--- Begin ---
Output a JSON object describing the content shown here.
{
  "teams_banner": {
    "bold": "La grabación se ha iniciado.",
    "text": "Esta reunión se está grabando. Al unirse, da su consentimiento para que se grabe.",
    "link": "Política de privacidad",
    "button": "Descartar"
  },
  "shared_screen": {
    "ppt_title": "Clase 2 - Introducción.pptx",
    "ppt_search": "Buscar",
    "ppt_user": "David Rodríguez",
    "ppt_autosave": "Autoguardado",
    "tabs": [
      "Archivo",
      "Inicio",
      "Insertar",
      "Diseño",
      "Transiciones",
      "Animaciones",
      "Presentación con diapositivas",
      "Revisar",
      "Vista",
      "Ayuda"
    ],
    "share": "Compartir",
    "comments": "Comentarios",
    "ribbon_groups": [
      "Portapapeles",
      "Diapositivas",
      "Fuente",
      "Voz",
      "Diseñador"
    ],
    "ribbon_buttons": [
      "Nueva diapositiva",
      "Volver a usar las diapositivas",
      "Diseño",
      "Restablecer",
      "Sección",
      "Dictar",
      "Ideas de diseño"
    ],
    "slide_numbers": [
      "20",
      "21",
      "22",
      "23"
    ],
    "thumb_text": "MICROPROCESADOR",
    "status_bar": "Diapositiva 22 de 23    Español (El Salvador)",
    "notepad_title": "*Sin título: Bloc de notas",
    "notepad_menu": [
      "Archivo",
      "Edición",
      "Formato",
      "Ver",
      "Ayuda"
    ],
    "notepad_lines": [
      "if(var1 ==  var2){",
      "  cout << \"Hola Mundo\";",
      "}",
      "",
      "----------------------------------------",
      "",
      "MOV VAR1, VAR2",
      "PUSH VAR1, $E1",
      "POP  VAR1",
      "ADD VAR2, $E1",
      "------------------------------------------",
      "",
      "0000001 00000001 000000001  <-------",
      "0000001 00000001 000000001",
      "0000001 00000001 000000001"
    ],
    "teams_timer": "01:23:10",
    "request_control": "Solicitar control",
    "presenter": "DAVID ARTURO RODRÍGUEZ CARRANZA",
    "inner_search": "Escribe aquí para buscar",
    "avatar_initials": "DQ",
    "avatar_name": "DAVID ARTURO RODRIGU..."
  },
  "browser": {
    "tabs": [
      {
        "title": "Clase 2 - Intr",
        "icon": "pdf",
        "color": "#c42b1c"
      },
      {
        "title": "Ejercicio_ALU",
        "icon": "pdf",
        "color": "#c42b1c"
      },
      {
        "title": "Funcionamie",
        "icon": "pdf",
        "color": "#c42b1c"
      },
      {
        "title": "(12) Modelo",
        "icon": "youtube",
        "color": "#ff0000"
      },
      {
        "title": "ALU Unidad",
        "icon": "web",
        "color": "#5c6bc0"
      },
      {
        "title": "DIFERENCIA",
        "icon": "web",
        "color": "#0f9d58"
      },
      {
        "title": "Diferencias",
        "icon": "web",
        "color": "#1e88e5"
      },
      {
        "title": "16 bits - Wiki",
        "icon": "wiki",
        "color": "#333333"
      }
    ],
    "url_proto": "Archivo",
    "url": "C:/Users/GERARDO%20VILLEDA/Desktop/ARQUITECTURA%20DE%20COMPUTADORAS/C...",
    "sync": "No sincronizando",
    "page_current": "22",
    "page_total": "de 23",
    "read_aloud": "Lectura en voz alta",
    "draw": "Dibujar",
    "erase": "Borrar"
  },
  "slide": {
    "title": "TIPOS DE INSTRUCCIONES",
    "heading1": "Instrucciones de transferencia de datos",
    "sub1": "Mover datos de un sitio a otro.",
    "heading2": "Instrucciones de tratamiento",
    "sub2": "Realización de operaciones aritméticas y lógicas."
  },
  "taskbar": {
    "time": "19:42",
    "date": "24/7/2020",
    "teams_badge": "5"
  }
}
--- End ---
◆ Brief
Each entry above is to be quoted exactly.

◆ Solved exercise
Output a JSON object describing the content shown here.
{
  "teams_banner": {
    "bold": "La grabación se ha iniciado.",
    "text": "Esta reunión se está grabando. Al unirse, da su consentimiento para que se grabe.",
    "link": "Política de privacidad",
    "button": "Descartar"
  },
  "shared_screen": {
    "ppt_title": "Clase 2 - Introducción.pptx",
    "ppt_search": "Buscar",
    "ppt_user": "David Rodríguez",
    "ppt_autosave": "Autoguardado",
    "tabs": [
      "Archivo",
      "Inicio",
      "Insertar",
      "Diseño",
      "Transiciones",
      "Animaciones",
      "Presentación con diapositivas",
      "Revisar",
      "Vista",
      "Ayuda"
    ],
    "share": "Compartir",
    "comments": "Comentarios",
    "ribbon_groups": [
      "Portapapeles",
      "Diapositivas",
      "Fuente",
      "Voz",
      "Diseñador"
    ],
    "ribbon_buttons": [
      "Nueva diapositiva",
      "Volver a usar las diapositivas",
      "Diseño",
      "Restablecer",
      "Sección",
      "Dictar",
      "Ideas de diseño"
    ],
    "slide_numbers": [
      "20",
      "21",
      "22",
      "23"
    ],
    "thumb_text": "MICROPROCESADOR",
    "status_bar": "Diapositiva 22 de 23    Español (El Salvador)",
    "notepad_title": "*Sin título: Bloc de notas",
    "notepad_menu": [
      "Archivo",
      "Edición",
      "Formato",
      "Ver",
      "Ayuda"
    ],
    "notepad_lines": [
      "if(var1 ==  var2){",
      "  cout << \"Hola Mundo\";",
      "}",
      "",
      "----------------------------------------",
      "",
      "MOV VAR1, VAR2",
      "PUSH VAR1, $E1",
      "POP  VAR1",
      "ADD VAR2, $E1",
      "------------------------------------------",
      "",
      "0000001 00000001 000000001  <-------",
      "0000001 00000001 000000001",
      "0000001 00000001 000000001"
    ],
    "teams_timer": "01:23:10",
    "request_control": "Solicitar control",
    "presenter": "DAVID ARTURO RODRÍGUEZ CARRANZA",
    "inner_search": "Escribe aquí para buscar",
    "avatar_initials": "DQ",
    "avatar_name": "DAVID ARTURO RODRIGU..."
  },
  "browser": {
    "tabs": [
      {
        "title": "Clase 2 - Intr",
        "icon": "pdf",
        "color": "#c42b1c"
      },
      {
        "title": "Ejercicio_ALU",
        "icon": "pdf",
        "color": "#c42b1c"
      },
      {
        "title": "Funcionamie",
        "icon": "pdf",
        "color": "#c42b1c"
      },
      {
        "title": "(12) Modelo",
        "icon": "youtube",
        "color": "#ff0000"
      },
      {
        "title": "ALU Unidad",
        "icon": "web",
        "color": "#5c6bc0"
      },
      {
        "title": "DIFERENCIA",
        "icon": "web",
        "color": "#0f9d58"
      },
      {
        "title": "Diferencias",
        "icon": "web",
        "color": "#1e88e5"
      },
      {
        "title": "16 bits - Wiki",
        "icon": "wiki",
        "color": "#333333"
      }
    ],
    "url_proto": "Archivo",
    "url": "C:/Users/GERARDO%20VILLEDA/Desktop/ARQUITECTURA%20DE%20COMPUTADORAS/C...",
    "sync": "No sincronizando",
    "page_current": "22",
    "page_total": "de 23",
    "read_aloud": "Lectura en voz alta",
    "draw": "Dibujar",
    "erase": "Borrar"
  },
  "slide": {
    "title": "TIPOS DE INSTRUCCIONES",
    "heading1": "Instrucciones de transferencia de datos",
    "sub1": "Mover datos de un sitio a otro.",
    "heading2": "Instrucciones de tratamiento",
    "sub2": "Realización de operaciones aritméticas y lógicas."
  },
  "taskbar": {
    "time": "19:42",
    "date": "24/7/2020",
    "teams_badge": "5"
  }
}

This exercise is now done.